## TO BE DONE
Repeat each entry exactly and drop the pictures.
— START INPUT ROWS —
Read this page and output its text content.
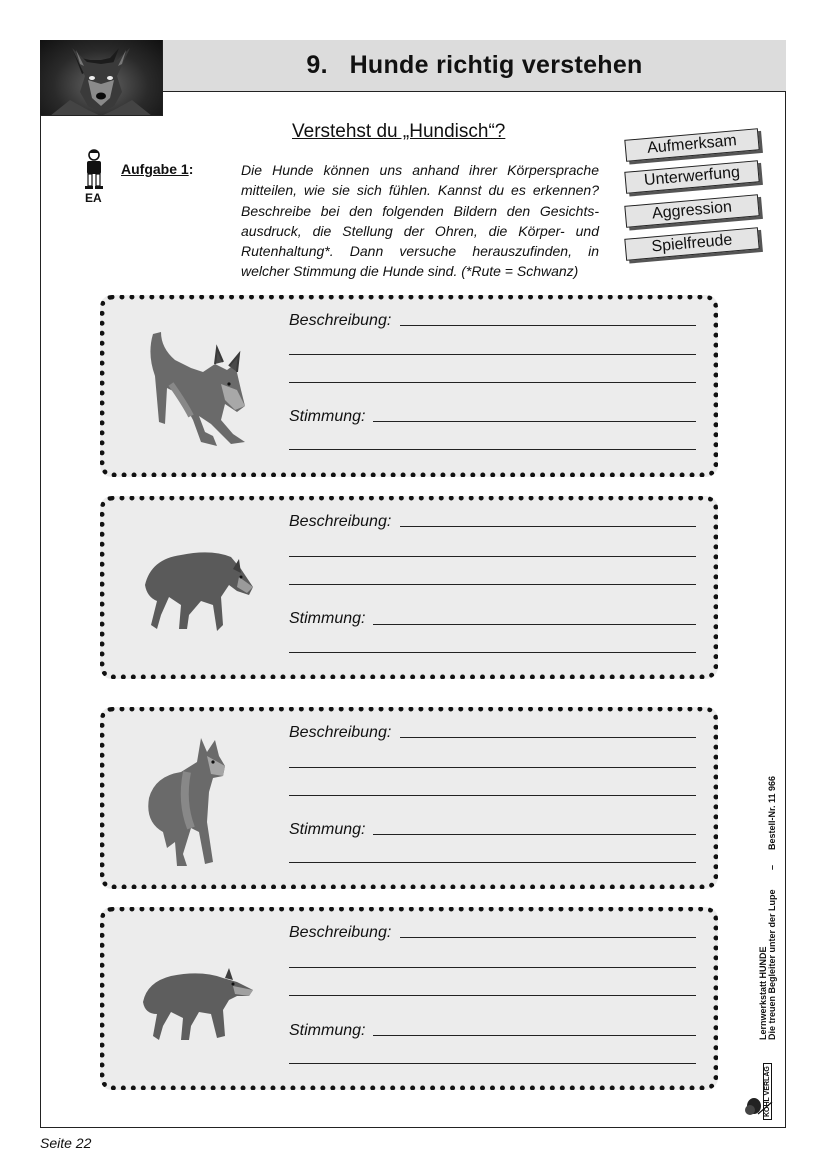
9. Hunde richtig verstehen
Verstehst du „Hundisch“?
EA
Aufgabe 1:	Die Hunde können uns anhand ihrer Körpersprache
mitteilen, wie sie sich fühlen. Kannst du es erkennen?
Beschreibe bei den folgenden Bildern den Gesichts-
ausdruck, die Stellung der Ohren, die Körper- und
Rutenhaltung*. Dann versuche herauszufinden, in
welcher Stimmung die Hunde sind. (*Rute = Schwanz)
Aufmerksam
Unterwerfung
Aggression
Spielfreude
Beschreibung:
Stimmung:
Beschreibung:
Stimmung:
Beschreibung:
Stimmung:
Beschreibung:
Stimmung:	Lernwerkstatt HUNDE Die treuen Begleiter unter der Lupe
–
Bestell-Nr. 11 966
KOHL VERLAG
Seite 22
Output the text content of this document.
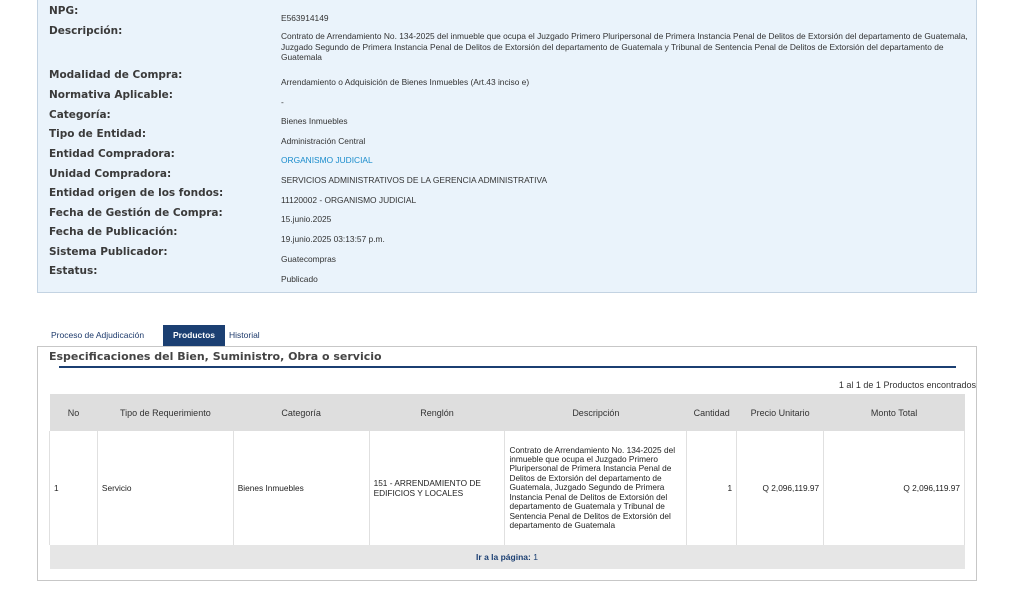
NPG:
E563914149
Descripción:	Contrato de Arrendamiento No. 134-2025 del inmueble que ocupa el Juzgado Primero Pluripersonal de Primera Instancia Penal de Delitos de Extorsión del departamento de Guatemala, Juzgado Segundo de Primera Instancia Penal de Delitos de Extorsión del departamento de Guatemala y Tribunal de Sentencia Penal de Delitos de Extorsión del departamento de Guatemala
Modalidad de Compra:
Arrendamiento o Adquisición de Bienes Inmuebles (Art.43 inciso e)
Normativa Aplicable:
-
Categoría:	Bienes Inmuebles
Tipo de Entidad:
Administración Central
Entidad Compradora:	ORGANISMO JUDICIAL
Unidad Compradora:	SERVICIOS ADMINISTRATIVOS DE LA GERENCIA ADMINISTRATIVA
Entidad origen de los fondos:
11120002 - ORGANISMO JUDICIAL
Fecha de Gestión de Compra:	15.junio.2025
Fecha de Publicación:
19.junio.2025 03:13:57 p.m.
Sistema Publicador:
Guatecompras
Estatus:
Publicado
Proceso de Adjudicación	Productos	Historial
Especificaciones del Bien, Suministro, Obra o servicio
1 al 1 de 1 Productos encontrados
No	Tipo de Requerimiento	Categoría	Renglón	Descripción	Cantidad	Precio Unitario	Monto Total
1	Servicio	Bienes Inmuebles	151 - ARRENDAMIENTO DE EDIFICIOS Y LOCALES	Contrato de Arrendamiento No. 134-2025 del inmueble que ocupa el Juzgado Primero Pluripersonal de Primera Instancia Penal de Delitos de Extorsión del departamento de Guatemala, Juzgado Segundo de Primera Instancia Penal de Delitos de Extorsión del departamento de Guatemala y Tribunal de Sentencia Penal de Delitos de Extorsión del departamento de Guatemala	1	Q 2,096,119.97	Q 2,096,119.97
Ir a la página: 1							
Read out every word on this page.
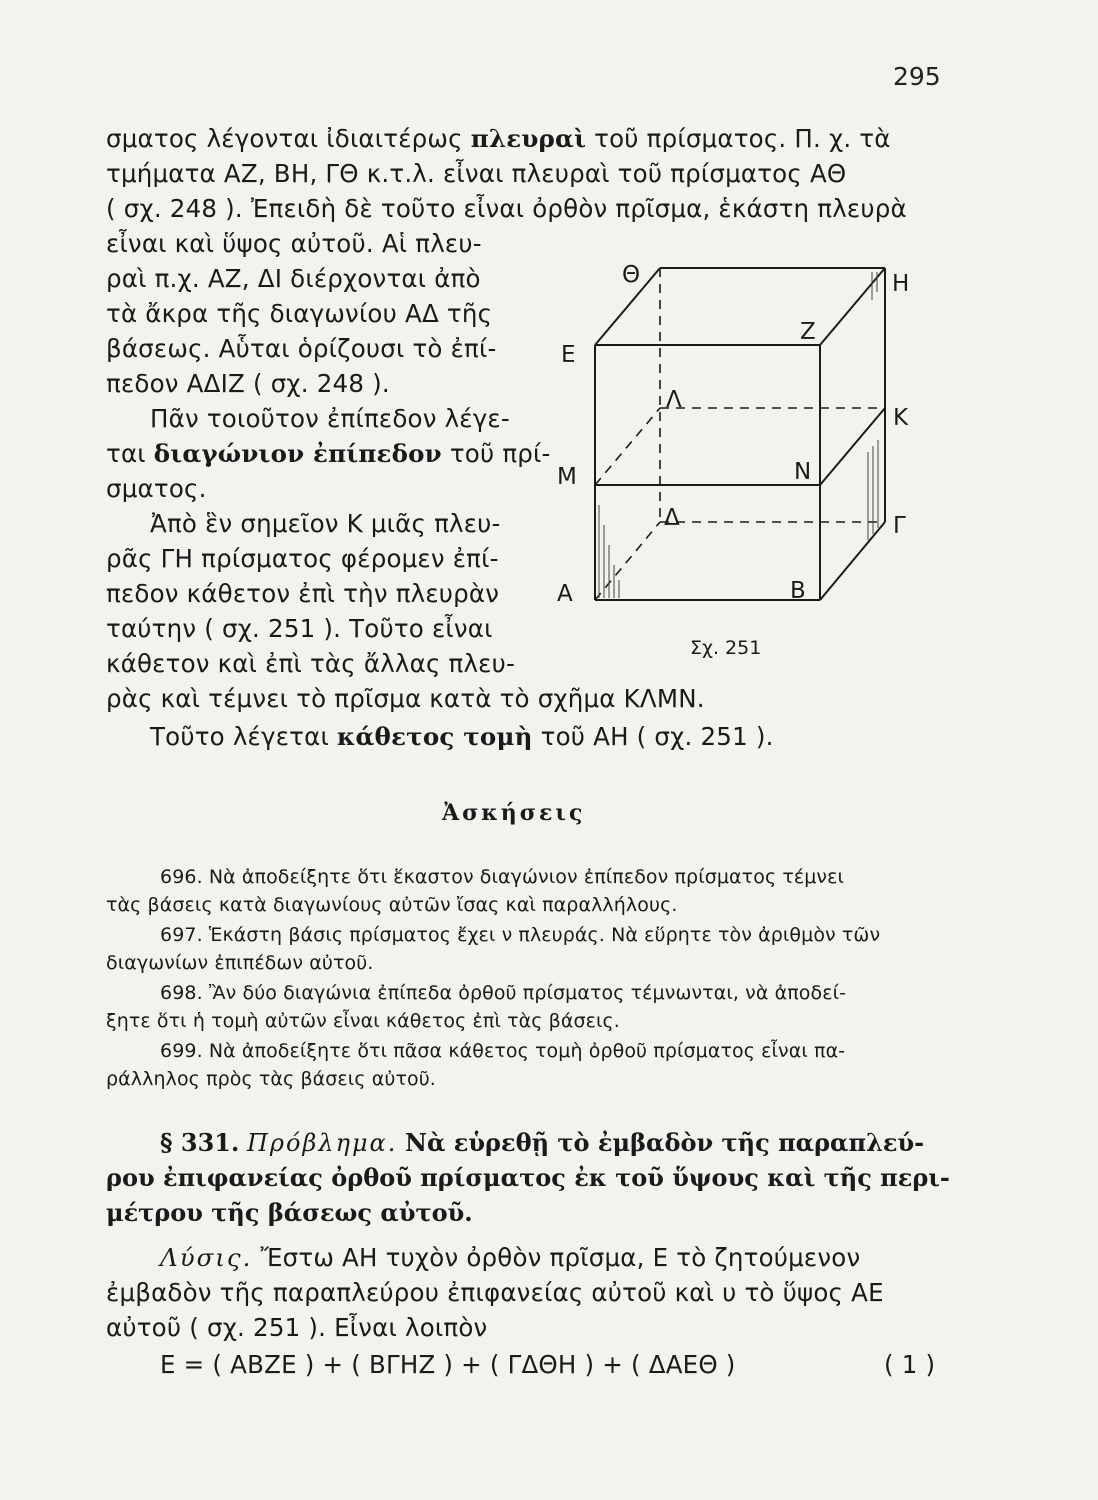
295
σματος λέγονται ἰδιαιτέρως πλευραὶ τοῦ πρίσματος. Π. χ. τὰ
τμήματα ΑΖ, ΒΗ, ΓΘ κ.τ.λ. εἶναι πλευραὶ τοῦ πρίσματος ΑΘ
( σχ. 248 ). Ἐπειδὴ δὲ τοῦτο εἶναι ὀρθὸν πρῖσμα, ἑκάστη πλευρὰ
εἶναι καὶ ὕψος αὐτοῦ. Αἱ πλευ-
ραὶ π.χ. ΑΖ, ΔΙ διέρχονται ἀπὸ
τὰ ἄκρα τῆς διαγωνίου ΑΔ τῆς
βάσεως. Αὗται ὁρίζουσι τὸ ἐπί-
πεδον ΑΔΙΖ ( σχ. 248 ).
Πᾶν τοιοῦτον ἐπίπεδον λέγε-
ται διαγώνιον ἐπίπεδον τοῦ πρί-
σματος.
Ἀπὸ ἓν σημεῖον Κ μιᾶς πλευ-
ρᾶς ΓΗ πρίσματος φέρομεν ἐπί-
πεδον κάθετον ἐπὶ τὴν πλευρὰν
ταύτην ( σχ. 251 ). Τοῦτο εἶναι
κάθετον καὶ ἐπὶ τὰς ἄλλας πλευ-
ρὰς καὶ τέμνει τὸ πρῖσμα κατὰ τὸ σχῆμα ΚΛΜΝ.
Τοῦτο λέγεται κάθετος τομὴ τοῦ ΑΗ ( σχ. 251 ).
Θ	Η
Ζ
Ε
Λ
Κ
Μ	Ν
Δ	Γ
Α	Β
Σχ. 251
Ἀσκήσεις
696. Νὰ ἀποδείξητε ὅτι ἕκαστον διαγώνιον ἐπίπεδον πρίσματος τέμνει
τὰς βάσεις κατὰ διαγωνίους αὐτῶν ἴσας καὶ παραλλήλους.
697. Ἑκάστη βάσις πρίσματος ἔχει ν πλευράς. Νὰ εὕρητε τὸν ἀριθμὸν τῶν
διαγωνίων ἐπιπέδων αὐτοῦ.
698. Ἂν δύο διαγώνια ἐπίπεδα ὀρθοῦ πρίσματος τέμνωνται, νὰ ἀποδεί-
ξητε ὅτι ἡ τομὴ αὐτῶν εἶναι κάθετος ἐπὶ τὰς βάσεις.
699. Νὰ ἀποδείξητε ὅτι πᾶσα κάθετος τομὴ ὀρθοῦ πρίσματος εἶναι πα-
ράλληλος πρὸς τὰς βάσεις αὐτοῦ.
§ 331. Πρόβλημα. Νὰ εὑρεθῇ τὸ ἐμβαδὸν τῆς παραπλεύ-
ρου ἐπιφανείας ὀρθοῦ πρίσματος ἐκ τοῦ ὕψους καὶ τῆς περι-
μέτρου τῆς βάσεως αὐτοῦ.
Λύσις. Ἔστω ΑΗ τυχὸν ὀρθὸν πρῖσμα, Ε τὸ ζητούμενον
ἐμβαδὸν τῆς παραπλεύρου ἐπιφανείας αὐτοῦ καὶ υ τὸ ὕψος ΑΕ
αὐτοῦ ( σχ. 251 ). Εἶναι λοιπὸν
Ε = ( ΑΒΖΕ ) + ( ΒΓΗΖ ) + ( ΓΔΘΗ ) + ( ΔΑΕΘ )	( 1 )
— END INPUT ROWS —
## FULL ANSWER
Read this page and output its text content.
9. Hunde richtig verstehen
Verstehst du „Hundisch“?
EA
Aufgabe 1:	Die Hunde können uns anhand ihrer Körpersprache
mitteilen, wie sie sich fühlen. Kannst du es erkennen?
Beschreibe bei den folgenden Bildern den Gesichts-
ausdruck, die Stellung der Ohren, die Körper- und
Rutenhaltung*. Dann versuche herauszufinden, in
welcher Stimmung die Hunde sind. (*Rute = Schwanz)
Aufmerksam
Unterwerfung
Aggression
Spielfreude
Beschreibung:
Stimmung:
Beschreibung:
Stimmung:
Beschreibung:
Stimmung:
Beschreibung:
Stimmung:	Lernwerkstatt HUNDE Die treuen Begleiter unter der Lupe
–
Bestell-Nr. 11 966
KOHL VERLAG
Seite 22
Output the text content of this document.
NPG:
E563914149
Descripción:	Contrato de Arrendamiento No. 134-2025 del inmueble que ocupa el Juzgado Primero Pluripersonal de Primera Instancia Penal de Delitos de Extorsión del departamento de Guatemala, Juzgado Segundo de Primera Instancia Penal de Delitos de Extorsión del departamento de Guatemala y Tribunal de Sentencia Penal de Delitos de Extorsión del departamento de Guatemala
Modalidad de Compra:
Arrendamiento o Adquisición de Bienes Inmuebles (Art.43 inciso e)
Normativa Aplicable:
-
Categoría:	Bienes Inmuebles
Tipo de Entidad:
Administración Central
Entidad Compradora:	ORGANISMO JUDICIAL
Unidad Compradora:	SERVICIOS ADMINISTRATIVOS DE LA GERENCIA ADMINISTRATIVA
Entidad origen de los fondos:
11120002 - ORGANISMO JUDICIAL
Fecha de Gestión de Compra:	15.junio.2025
Fecha de Publicación:
19.junio.2025 03:13:57 p.m.
Sistema Publicador:
Guatecompras
Estatus:
Publicado
Proceso de Adjudicación	Productos	Historial
Especificaciones del Bien, Suministro, Obra o servicio
1 al 1 de 1 Productos encontrados
No	Tipo de Requerimiento	Categoría	Renglón	Descripción	Cantidad	Precio Unitario	Monto Total
1	Servicio	Bienes Inmuebles	151 - ARRENDAMIENTO DE EDIFICIOS Y LOCALES	Contrato de Arrendamiento No. 134-2025 del inmueble que ocupa el Juzgado Primero Pluripersonal de Primera Instancia Penal de Delitos de Extorsión del departamento de Guatemala, Juzgado Segundo de Primera Instancia Penal de Delitos de Extorsión del departamento de Guatemala y Tribunal de Sentencia Penal de Delitos de Extorsión del departamento de Guatemala	1	Q 2,096,119.97	Q 2,096,119.97
Ir a la página: 1							
Read out every word on this page.
295
σματος λέγονται ἰδιαιτέρως πλευραὶ τοῦ πρίσματος. Π. χ. τὰ
τμήματα ΑΖ, ΒΗ, ΓΘ κ.τ.λ. εἶναι πλευραὶ τοῦ πρίσματος ΑΘ
( σχ. 248 ). Ἐπειδὴ δὲ τοῦτο εἶναι ὀρθὸν πρῖσμα, ἑκάστη πλευρὰ
εἶναι καὶ ὕψος αὐτοῦ. Αἱ πλευ-
ραὶ π.χ. ΑΖ, ΔΙ διέρχονται ἀπὸ
τὰ ἄκρα τῆς διαγωνίου ΑΔ τῆς
βάσεως. Αὗται ὁρίζουσι τὸ ἐπί-
πεδον ΑΔΙΖ ( σχ. 248 ).
Πᾶν τοιοῦτον ἐπίπεδον λέγε-
ται διαγώνιον ἐπίπεδον τοῦ πρί-
σματος.
Ἀπὸ ἓν σημεῖον Κ μιᾶς πλευ-
ρᾶς ΓΗ πρίσματος φέρομεν ἐπί-
πεδον κάθετον ἐπὶ τὴν πλευρὰν
ταύτην ( σχ. 251 ). Τοῦτο εἶναι
κάθετον καὶ ἐπὶ τὰς ἄλλας πλευ-
ρὰς καὶ τέμνει τὸ πρῖσμα κατὰ τὸ σχῆμα ΚΛΜΝ.
Τοῦτο λέγεται κάθετος τομὴ τοῦ ΑΗ ( σχ. 251 ).
Θ	Η
Ζ
Ε
Λ
Κ
Μ	Ν
Δ	Γ
Α	Β
Σχ. 251
Ἀσκήσεις
696. Νὰ ἀποδείξητε ὅτι ἕκαστον διαγώνιον ἐπίπεδον πρίσματος τέμνει
τὰς βάσεις κατὰ διαγωνίους αὐτῶν ἴσας καὶ παραλλήλους.
697. Ἑκάστη βάσις πρίσματος ἔχει ν πλευράς. Νὰ εὕρητε τὸν ἀριθμὸν τῶν
διαγωνίων ἐπιπέδων αὐτοῦ.
698. Ἂν δύο διαγώνια ἐπίπεδα ὀρθοῦ πρίσματος τέμνωνται, νὰ ἀποδεί-
ξητε ὅτι ἡ τομὴ αὐτῶν εἶναι κάθετος ἐπὶ τὰς βάσεις.
699. Νὰ ἀποδείξητε ὅτι πᾶσα κάθετος τομὴ ὀρθοῦ πρίσματος εἶναι πα-
ράλληλος πρὸς τὰς βάσεις αὐτοῦ.
§ 331. Πρόβλημα. Νὰ εὑρεθῇ τὸ ἐμβαδὸν τῆς παραπλεύ-
ρου ἐπιφανείας ὀρθοῦ πρίσματος ἐκ τοῦ ὕψους καὶ τῆς περι-
μέτρου τῆς βάσεως αὐτοῦ.
Λύσις. Ἔστω ΑΗ τυχὸν ὀρθὸν πρῖσμα, Ε τὸ ζητούμενον
ἐμβαδὸν τῆς παραπλεύρου ἐπιφανείας αὐτοῦ καὶ υ τὸ ὕψος ΑΕ
αὐτοῦ ( σχ. 251 ). Εἶναι λοιπὸν
Ε = ( ΑΒΖΕ ) + ( ΒΓΗΖ ) + ( ΓΔΘΗ ) + ( ΔΑΕΘ )	( 1 )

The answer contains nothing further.